▶ [Task to carry out]
Tell how many lines in the data below include the word "Adipocytes". The answer is the number only.

Figure record listings
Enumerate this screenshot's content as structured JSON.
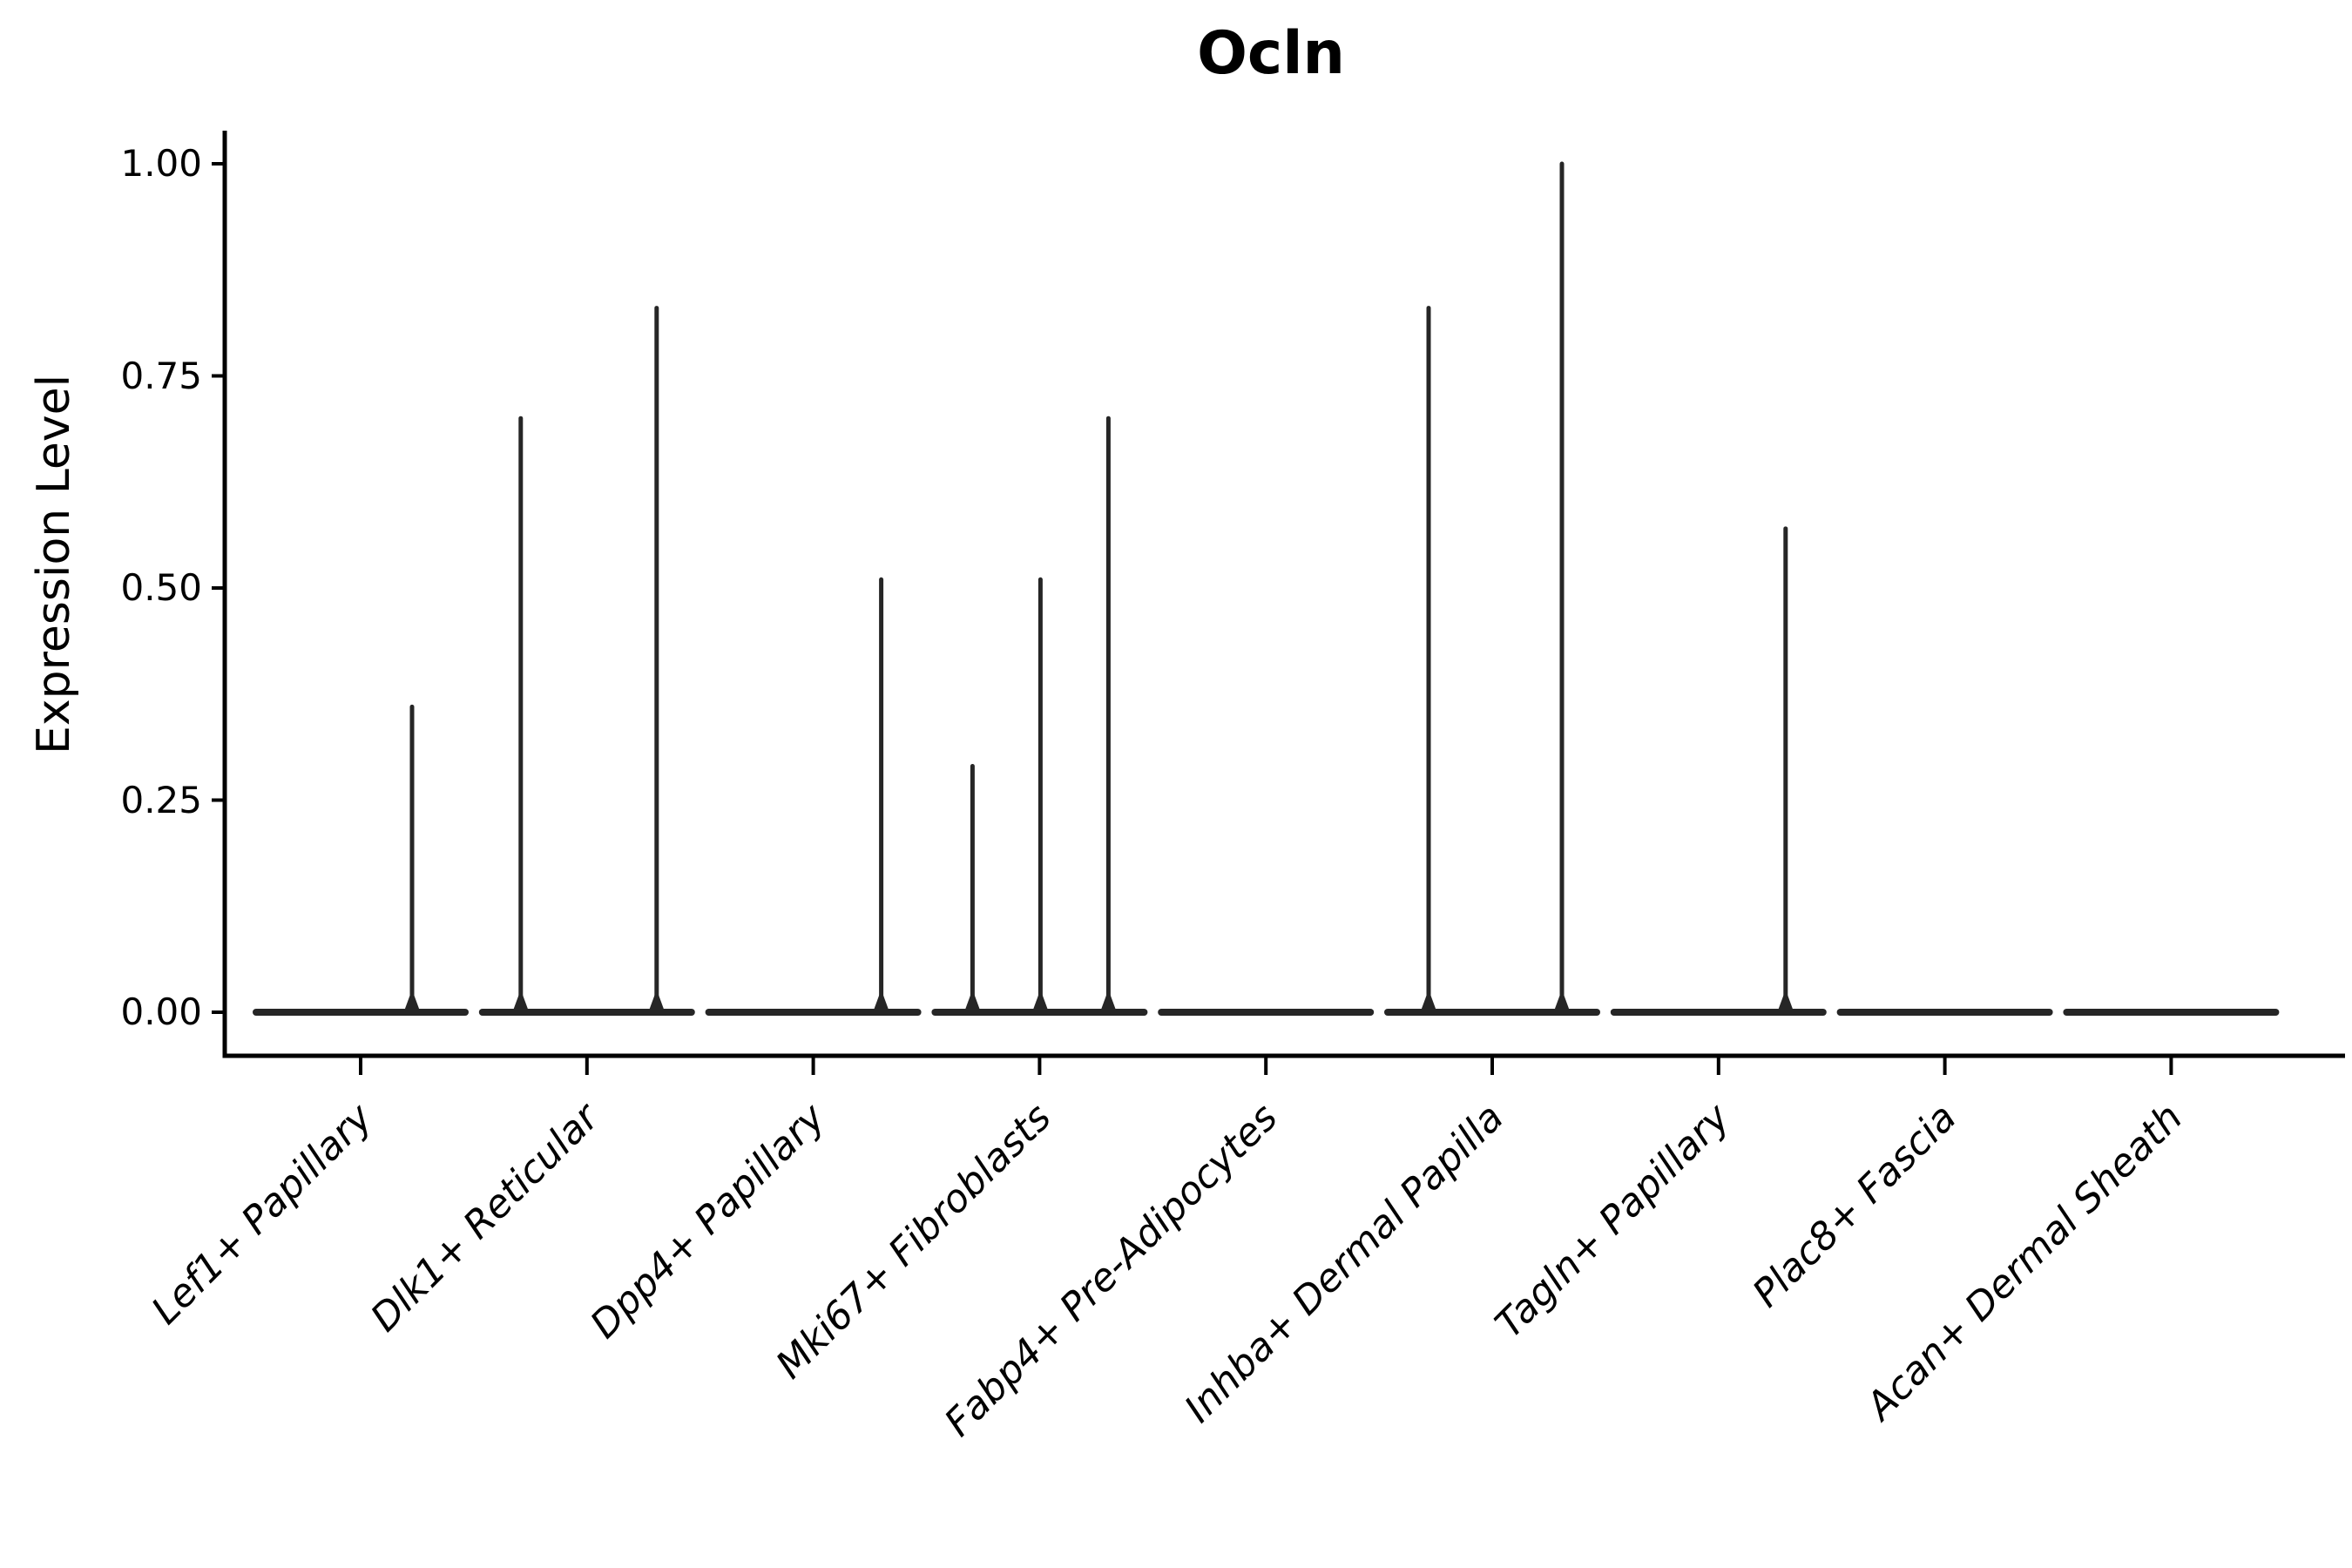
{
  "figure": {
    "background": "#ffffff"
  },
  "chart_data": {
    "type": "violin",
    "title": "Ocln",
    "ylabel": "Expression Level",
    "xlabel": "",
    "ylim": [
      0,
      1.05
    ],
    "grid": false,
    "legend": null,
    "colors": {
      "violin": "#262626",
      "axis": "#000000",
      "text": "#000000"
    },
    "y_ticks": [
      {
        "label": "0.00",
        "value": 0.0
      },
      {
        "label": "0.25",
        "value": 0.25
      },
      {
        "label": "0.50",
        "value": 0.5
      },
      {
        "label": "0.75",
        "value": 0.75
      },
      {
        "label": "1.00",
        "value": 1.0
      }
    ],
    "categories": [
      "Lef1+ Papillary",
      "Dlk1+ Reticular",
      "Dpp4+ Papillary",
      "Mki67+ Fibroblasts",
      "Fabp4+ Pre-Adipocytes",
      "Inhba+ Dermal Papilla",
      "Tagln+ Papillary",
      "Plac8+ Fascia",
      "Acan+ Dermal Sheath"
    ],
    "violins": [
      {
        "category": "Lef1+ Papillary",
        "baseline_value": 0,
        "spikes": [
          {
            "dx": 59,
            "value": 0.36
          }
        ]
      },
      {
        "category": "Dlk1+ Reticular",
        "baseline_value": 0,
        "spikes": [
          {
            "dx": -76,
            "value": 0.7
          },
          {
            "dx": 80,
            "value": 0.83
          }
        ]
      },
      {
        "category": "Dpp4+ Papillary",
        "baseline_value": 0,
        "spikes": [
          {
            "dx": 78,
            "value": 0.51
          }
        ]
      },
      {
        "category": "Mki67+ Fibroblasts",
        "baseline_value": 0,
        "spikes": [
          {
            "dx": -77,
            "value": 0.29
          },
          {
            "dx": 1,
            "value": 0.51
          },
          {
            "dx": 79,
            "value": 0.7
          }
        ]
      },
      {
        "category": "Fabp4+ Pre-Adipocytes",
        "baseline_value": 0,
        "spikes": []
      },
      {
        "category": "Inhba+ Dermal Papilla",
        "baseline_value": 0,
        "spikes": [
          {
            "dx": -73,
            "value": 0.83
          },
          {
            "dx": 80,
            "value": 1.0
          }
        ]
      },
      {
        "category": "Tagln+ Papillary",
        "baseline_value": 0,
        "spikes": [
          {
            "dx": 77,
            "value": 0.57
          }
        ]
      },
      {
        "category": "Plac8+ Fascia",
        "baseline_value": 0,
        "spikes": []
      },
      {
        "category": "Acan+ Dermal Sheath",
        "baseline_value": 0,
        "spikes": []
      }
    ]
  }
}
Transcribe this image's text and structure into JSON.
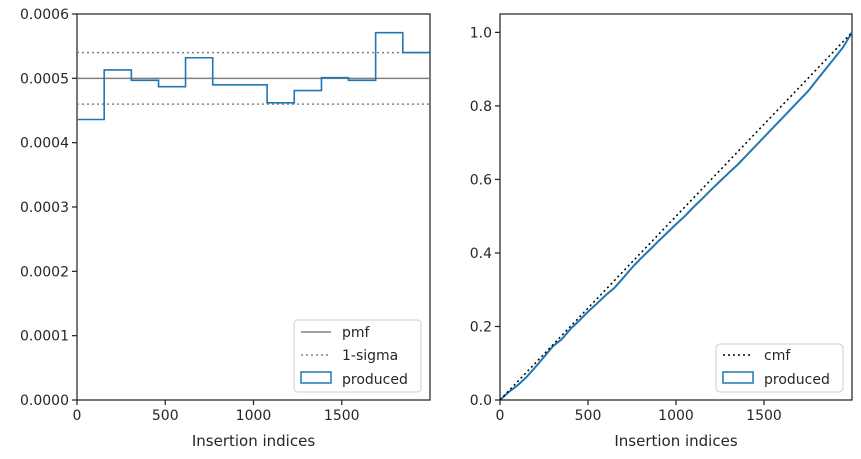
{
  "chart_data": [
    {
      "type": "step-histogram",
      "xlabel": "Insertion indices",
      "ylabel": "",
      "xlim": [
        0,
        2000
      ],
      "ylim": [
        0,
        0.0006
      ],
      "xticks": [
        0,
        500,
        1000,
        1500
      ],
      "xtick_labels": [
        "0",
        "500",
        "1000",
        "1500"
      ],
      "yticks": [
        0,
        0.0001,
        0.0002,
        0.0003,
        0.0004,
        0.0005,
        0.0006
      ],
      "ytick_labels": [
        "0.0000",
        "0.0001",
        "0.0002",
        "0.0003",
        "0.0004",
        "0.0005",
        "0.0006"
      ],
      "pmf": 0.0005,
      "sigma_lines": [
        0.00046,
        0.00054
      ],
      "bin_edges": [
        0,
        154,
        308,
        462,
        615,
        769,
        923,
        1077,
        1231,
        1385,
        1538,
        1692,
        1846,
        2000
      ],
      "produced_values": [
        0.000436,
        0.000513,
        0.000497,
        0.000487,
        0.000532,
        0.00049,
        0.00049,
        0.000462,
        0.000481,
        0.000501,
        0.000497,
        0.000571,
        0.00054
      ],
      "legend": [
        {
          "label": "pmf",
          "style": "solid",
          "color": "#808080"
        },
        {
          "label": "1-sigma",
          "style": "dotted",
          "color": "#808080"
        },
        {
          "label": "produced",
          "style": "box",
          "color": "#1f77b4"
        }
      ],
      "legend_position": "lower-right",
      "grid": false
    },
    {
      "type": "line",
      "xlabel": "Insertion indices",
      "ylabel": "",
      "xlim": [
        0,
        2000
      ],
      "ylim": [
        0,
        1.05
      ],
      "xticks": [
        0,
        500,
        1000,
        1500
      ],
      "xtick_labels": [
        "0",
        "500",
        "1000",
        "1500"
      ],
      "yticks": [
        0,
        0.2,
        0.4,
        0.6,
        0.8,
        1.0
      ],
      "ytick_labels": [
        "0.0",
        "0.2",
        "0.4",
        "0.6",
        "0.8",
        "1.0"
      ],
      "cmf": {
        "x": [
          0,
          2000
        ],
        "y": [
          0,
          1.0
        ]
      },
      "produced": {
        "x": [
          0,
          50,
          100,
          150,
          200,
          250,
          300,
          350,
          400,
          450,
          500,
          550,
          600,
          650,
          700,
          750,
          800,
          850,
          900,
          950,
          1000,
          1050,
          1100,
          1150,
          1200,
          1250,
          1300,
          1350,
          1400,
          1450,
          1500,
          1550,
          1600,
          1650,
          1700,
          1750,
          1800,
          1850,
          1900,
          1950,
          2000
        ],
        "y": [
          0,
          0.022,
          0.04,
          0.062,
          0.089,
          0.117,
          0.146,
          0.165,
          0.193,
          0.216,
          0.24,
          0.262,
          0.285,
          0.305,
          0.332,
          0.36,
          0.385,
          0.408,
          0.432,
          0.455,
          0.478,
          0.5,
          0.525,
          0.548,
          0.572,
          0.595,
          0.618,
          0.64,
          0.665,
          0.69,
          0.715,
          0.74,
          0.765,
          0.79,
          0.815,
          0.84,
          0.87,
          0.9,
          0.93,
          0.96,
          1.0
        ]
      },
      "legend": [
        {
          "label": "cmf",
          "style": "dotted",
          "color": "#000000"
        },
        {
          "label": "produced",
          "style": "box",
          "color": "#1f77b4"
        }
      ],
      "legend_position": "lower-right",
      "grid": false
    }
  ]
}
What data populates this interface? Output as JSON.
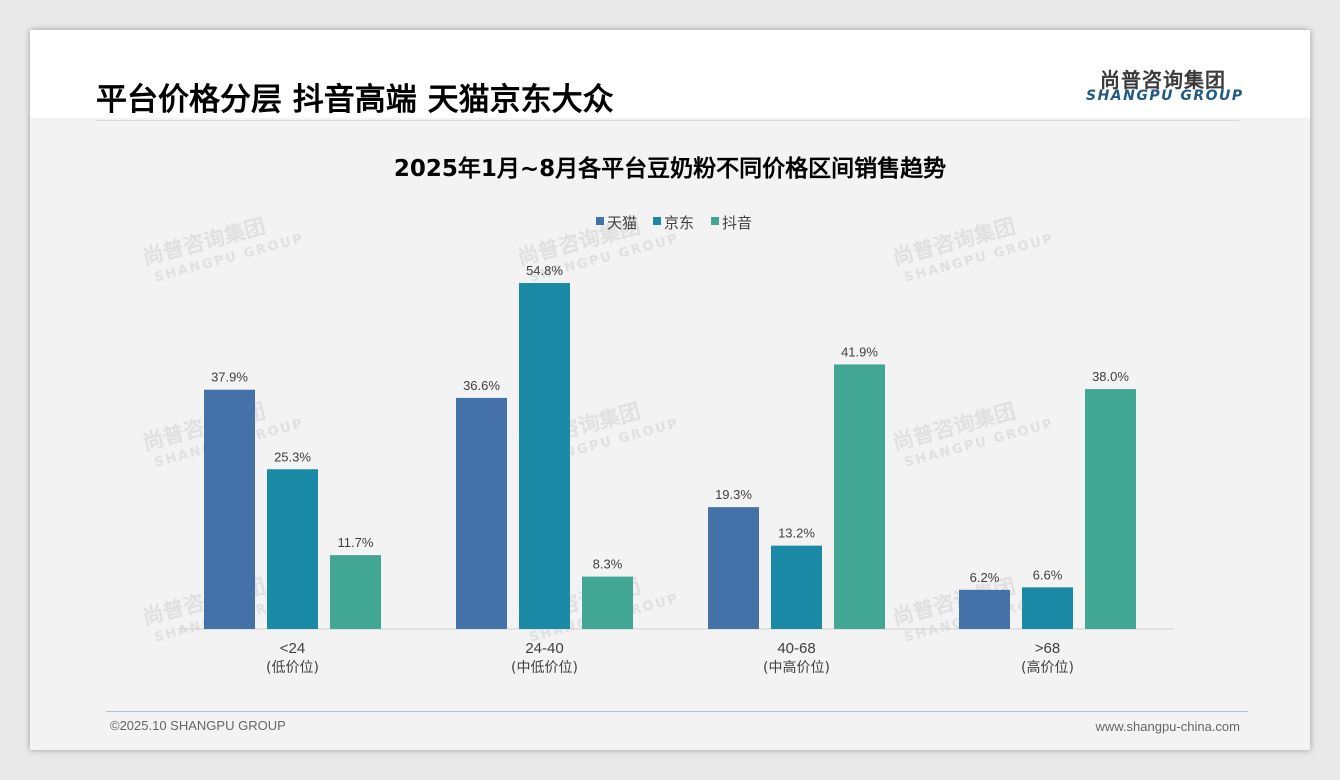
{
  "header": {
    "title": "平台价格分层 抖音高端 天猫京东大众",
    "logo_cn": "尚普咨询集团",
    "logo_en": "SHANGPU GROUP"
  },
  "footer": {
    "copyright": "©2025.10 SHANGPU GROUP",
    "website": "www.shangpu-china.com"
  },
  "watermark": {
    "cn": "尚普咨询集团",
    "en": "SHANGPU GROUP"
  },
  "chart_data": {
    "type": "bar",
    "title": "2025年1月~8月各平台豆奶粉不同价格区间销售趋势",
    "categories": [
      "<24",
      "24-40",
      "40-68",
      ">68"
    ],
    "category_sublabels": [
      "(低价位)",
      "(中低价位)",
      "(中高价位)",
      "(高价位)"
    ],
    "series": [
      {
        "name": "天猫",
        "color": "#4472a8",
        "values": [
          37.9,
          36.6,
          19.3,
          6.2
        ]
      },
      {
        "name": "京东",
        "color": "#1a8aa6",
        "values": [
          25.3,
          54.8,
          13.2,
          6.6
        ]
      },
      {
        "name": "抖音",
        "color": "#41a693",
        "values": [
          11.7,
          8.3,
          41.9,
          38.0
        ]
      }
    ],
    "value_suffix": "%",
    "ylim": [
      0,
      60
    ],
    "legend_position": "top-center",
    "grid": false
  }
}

▶ [Written solution]
2